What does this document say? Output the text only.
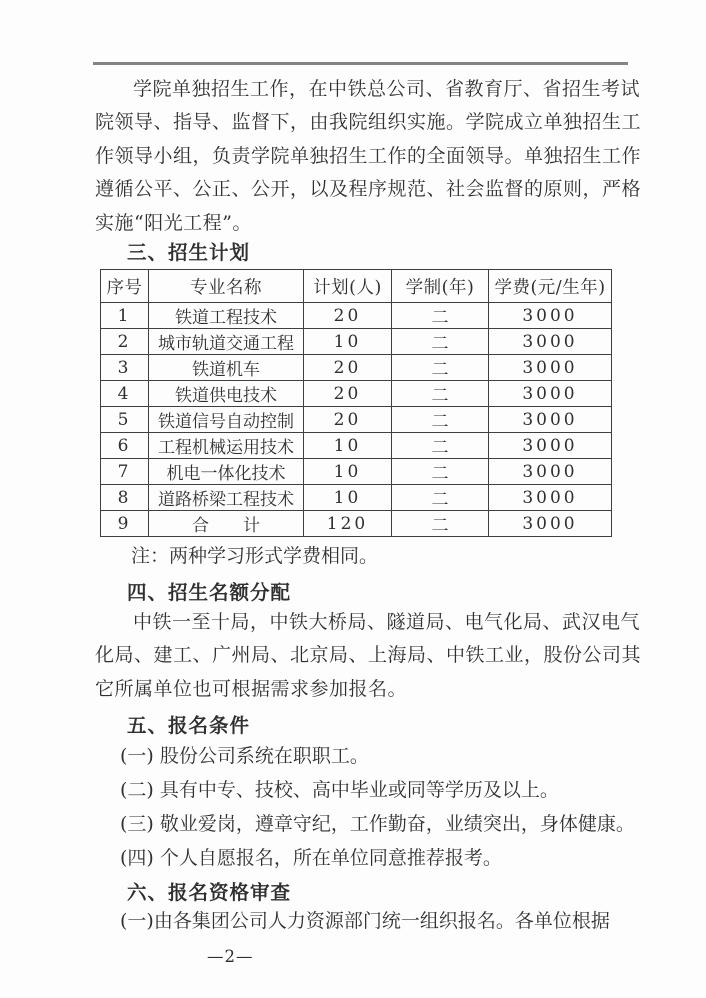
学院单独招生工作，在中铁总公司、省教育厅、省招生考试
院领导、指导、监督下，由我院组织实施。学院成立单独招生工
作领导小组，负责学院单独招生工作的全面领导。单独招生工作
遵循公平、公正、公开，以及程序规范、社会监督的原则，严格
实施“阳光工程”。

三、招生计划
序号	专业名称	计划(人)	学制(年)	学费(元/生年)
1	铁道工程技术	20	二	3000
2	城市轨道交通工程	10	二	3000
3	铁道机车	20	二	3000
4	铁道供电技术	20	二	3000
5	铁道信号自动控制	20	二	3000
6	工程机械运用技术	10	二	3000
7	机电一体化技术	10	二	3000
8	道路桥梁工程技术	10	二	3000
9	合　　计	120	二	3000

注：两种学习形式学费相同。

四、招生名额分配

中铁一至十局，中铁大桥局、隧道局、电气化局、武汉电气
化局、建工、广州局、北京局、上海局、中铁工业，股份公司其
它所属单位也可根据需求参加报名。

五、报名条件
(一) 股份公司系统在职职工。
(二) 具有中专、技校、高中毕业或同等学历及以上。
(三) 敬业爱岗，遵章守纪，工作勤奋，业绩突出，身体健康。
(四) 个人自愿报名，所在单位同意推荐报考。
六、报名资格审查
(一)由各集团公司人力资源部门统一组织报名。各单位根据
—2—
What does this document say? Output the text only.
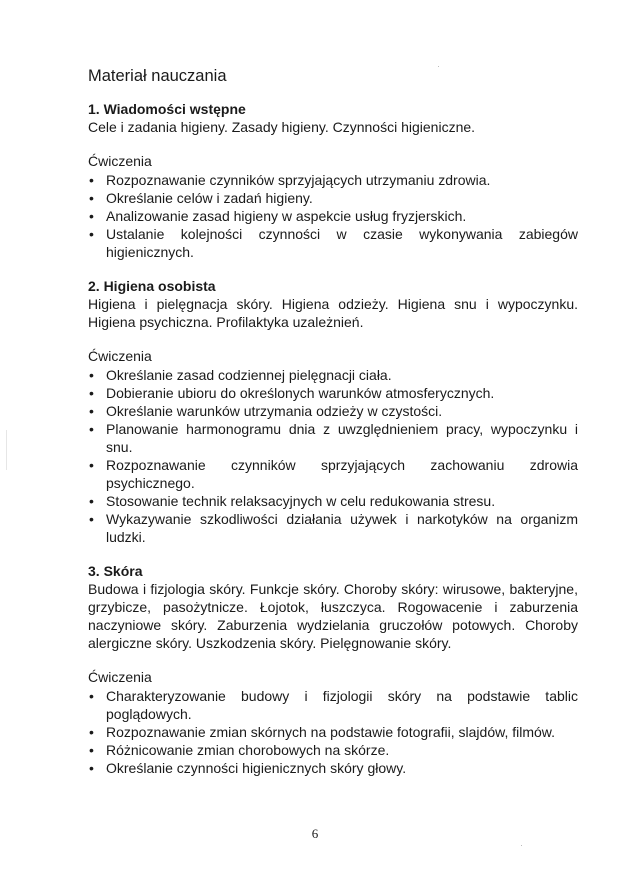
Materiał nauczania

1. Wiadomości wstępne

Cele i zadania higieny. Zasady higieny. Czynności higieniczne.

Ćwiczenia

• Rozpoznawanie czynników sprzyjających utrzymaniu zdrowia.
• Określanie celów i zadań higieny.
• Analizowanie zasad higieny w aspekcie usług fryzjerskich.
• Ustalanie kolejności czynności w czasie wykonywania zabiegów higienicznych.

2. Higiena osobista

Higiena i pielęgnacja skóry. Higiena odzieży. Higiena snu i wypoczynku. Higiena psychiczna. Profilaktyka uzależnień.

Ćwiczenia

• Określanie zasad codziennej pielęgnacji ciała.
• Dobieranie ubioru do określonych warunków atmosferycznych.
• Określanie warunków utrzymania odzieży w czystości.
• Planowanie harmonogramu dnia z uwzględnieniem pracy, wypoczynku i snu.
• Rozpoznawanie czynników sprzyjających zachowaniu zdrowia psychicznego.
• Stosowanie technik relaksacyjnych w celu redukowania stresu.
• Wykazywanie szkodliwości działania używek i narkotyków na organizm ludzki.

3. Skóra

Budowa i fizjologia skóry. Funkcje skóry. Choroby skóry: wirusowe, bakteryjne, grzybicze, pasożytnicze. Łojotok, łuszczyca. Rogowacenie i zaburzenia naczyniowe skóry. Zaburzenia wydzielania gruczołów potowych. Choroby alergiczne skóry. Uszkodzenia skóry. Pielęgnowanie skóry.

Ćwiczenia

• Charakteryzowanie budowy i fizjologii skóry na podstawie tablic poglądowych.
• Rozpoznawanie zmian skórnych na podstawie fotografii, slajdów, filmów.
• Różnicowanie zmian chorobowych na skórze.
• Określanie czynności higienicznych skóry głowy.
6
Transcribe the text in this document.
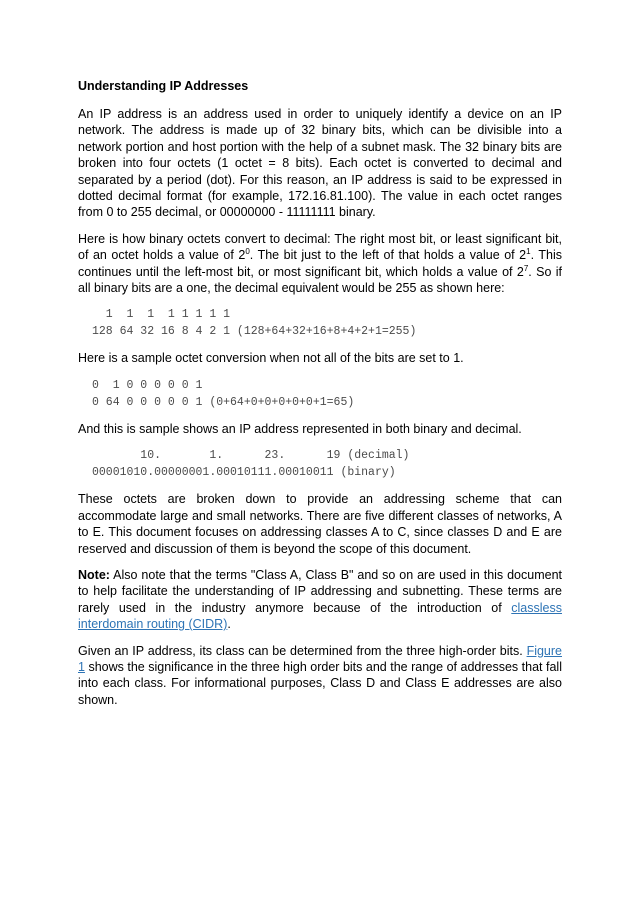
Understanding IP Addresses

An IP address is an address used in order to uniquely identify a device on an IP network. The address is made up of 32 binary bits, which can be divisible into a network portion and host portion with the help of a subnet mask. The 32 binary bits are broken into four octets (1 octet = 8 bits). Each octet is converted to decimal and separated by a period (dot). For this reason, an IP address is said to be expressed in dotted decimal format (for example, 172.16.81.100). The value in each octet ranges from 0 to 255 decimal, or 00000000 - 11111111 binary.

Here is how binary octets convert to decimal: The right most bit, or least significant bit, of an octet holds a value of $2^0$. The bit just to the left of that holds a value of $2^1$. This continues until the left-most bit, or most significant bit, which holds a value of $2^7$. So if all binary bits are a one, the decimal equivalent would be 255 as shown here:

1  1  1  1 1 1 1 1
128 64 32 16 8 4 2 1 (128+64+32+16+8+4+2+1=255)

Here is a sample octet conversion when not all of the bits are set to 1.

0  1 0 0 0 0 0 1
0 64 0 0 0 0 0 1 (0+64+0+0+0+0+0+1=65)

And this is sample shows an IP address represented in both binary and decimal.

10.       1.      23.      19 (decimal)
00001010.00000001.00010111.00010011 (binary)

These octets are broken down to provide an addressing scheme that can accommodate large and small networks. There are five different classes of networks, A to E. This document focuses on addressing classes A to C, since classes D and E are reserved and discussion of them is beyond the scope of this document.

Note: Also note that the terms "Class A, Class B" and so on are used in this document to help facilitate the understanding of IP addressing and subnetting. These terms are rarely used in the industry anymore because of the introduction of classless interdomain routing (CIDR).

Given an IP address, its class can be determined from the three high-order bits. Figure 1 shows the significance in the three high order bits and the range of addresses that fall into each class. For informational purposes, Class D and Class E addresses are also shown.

---

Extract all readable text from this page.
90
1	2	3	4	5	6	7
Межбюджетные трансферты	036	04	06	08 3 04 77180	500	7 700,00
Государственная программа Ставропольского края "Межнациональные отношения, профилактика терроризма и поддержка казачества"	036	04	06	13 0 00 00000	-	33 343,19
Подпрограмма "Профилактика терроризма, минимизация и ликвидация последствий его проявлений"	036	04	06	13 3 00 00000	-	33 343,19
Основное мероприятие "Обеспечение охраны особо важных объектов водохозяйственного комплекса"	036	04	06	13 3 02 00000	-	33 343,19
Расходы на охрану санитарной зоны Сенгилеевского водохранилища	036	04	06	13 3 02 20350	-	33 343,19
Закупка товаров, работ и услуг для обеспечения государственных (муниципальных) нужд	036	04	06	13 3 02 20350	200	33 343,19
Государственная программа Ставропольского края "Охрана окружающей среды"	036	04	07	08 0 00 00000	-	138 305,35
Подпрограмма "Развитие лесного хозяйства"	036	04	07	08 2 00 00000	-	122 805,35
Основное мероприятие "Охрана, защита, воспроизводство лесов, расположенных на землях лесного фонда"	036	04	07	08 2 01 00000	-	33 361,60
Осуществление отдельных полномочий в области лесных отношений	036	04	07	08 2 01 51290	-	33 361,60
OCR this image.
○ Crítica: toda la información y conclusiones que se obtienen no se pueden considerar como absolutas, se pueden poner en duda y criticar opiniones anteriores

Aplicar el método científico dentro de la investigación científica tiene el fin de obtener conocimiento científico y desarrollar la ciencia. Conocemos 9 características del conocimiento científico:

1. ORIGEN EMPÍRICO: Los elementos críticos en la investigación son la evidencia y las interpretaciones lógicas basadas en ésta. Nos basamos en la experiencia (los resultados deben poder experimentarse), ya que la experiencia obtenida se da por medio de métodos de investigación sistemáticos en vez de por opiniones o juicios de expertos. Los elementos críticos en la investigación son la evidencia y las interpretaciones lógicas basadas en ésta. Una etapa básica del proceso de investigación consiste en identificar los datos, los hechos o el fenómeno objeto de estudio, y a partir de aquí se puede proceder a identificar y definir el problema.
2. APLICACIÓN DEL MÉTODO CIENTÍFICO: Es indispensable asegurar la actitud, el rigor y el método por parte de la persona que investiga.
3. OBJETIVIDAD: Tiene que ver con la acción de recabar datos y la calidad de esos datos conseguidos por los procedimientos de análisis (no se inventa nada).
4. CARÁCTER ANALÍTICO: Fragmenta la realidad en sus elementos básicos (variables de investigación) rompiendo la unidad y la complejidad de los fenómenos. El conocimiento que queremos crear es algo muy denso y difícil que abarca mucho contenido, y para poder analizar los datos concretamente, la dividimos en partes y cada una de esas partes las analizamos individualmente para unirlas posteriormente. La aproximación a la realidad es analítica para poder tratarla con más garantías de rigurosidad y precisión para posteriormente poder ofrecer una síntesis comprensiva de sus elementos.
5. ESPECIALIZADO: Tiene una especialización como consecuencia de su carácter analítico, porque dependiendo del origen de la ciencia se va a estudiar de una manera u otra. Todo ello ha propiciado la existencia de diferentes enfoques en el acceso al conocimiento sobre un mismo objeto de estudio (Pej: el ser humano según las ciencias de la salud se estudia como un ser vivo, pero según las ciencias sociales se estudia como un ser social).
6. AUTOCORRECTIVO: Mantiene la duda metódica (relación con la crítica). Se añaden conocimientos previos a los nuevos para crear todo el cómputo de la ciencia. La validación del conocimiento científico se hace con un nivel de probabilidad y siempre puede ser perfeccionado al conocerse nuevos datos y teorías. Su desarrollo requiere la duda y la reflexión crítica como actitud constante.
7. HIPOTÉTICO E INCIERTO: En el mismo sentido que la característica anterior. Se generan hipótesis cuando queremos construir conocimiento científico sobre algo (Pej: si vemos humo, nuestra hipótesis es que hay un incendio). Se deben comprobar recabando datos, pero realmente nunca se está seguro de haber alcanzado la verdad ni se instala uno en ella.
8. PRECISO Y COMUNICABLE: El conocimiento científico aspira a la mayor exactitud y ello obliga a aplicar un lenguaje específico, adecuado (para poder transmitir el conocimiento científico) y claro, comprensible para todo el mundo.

---

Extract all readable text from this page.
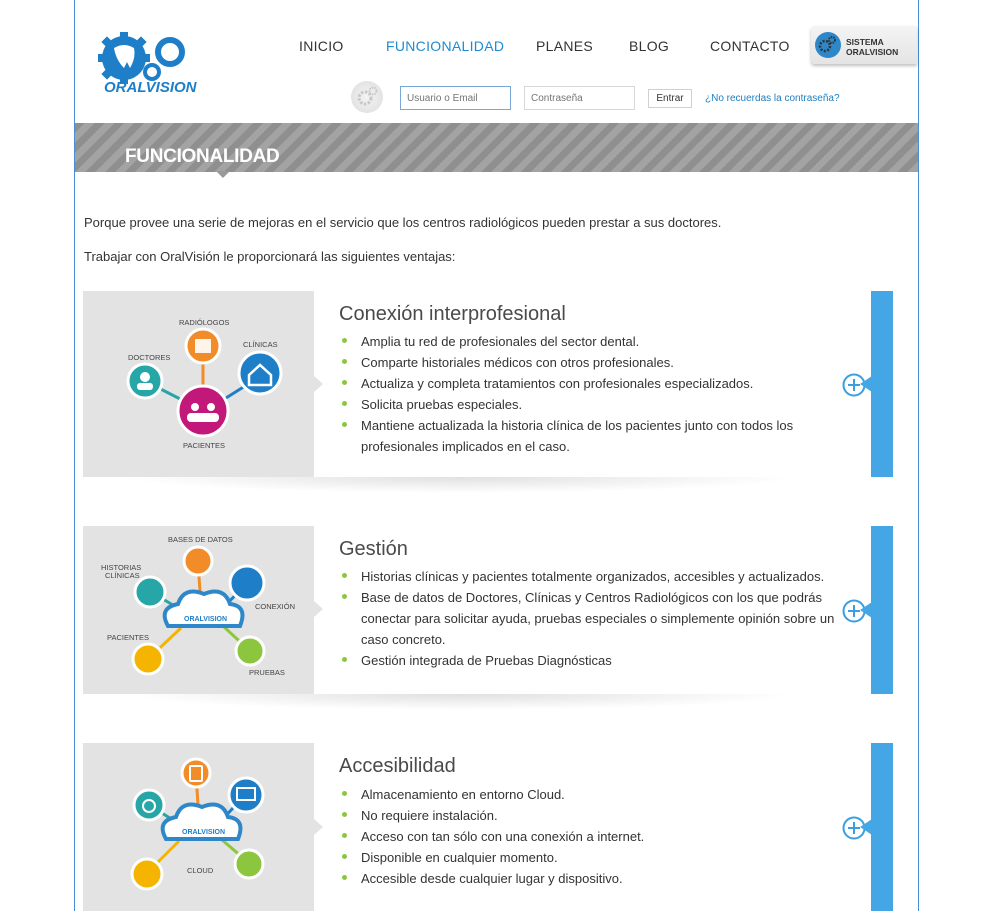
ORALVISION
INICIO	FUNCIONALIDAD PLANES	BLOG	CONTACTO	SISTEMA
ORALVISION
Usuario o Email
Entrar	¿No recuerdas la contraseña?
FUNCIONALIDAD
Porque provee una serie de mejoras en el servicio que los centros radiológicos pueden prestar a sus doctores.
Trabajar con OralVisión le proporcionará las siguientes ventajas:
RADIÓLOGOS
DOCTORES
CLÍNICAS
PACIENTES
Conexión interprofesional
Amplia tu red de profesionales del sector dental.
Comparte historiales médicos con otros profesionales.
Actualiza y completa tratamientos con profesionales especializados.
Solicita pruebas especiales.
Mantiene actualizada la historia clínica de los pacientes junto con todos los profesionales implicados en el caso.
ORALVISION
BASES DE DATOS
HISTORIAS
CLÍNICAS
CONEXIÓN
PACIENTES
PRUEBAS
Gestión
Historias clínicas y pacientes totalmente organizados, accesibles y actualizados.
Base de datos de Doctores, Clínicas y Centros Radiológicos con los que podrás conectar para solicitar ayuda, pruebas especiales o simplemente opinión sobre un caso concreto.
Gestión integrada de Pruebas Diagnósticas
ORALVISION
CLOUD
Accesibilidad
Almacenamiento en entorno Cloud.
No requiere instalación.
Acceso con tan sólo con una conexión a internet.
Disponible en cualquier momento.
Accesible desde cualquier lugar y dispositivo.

### Problem to solve
Search the data for "Określanie". Copy every line that has it.

### Expected answer
• Określanie celów i zadań higieny.
• Określanie zasad codziennej pielęgnacji ciała.
• Określanie warunków utrzymania odzieży w czystości.
• Określanie czynności higienicznych skóry głowy.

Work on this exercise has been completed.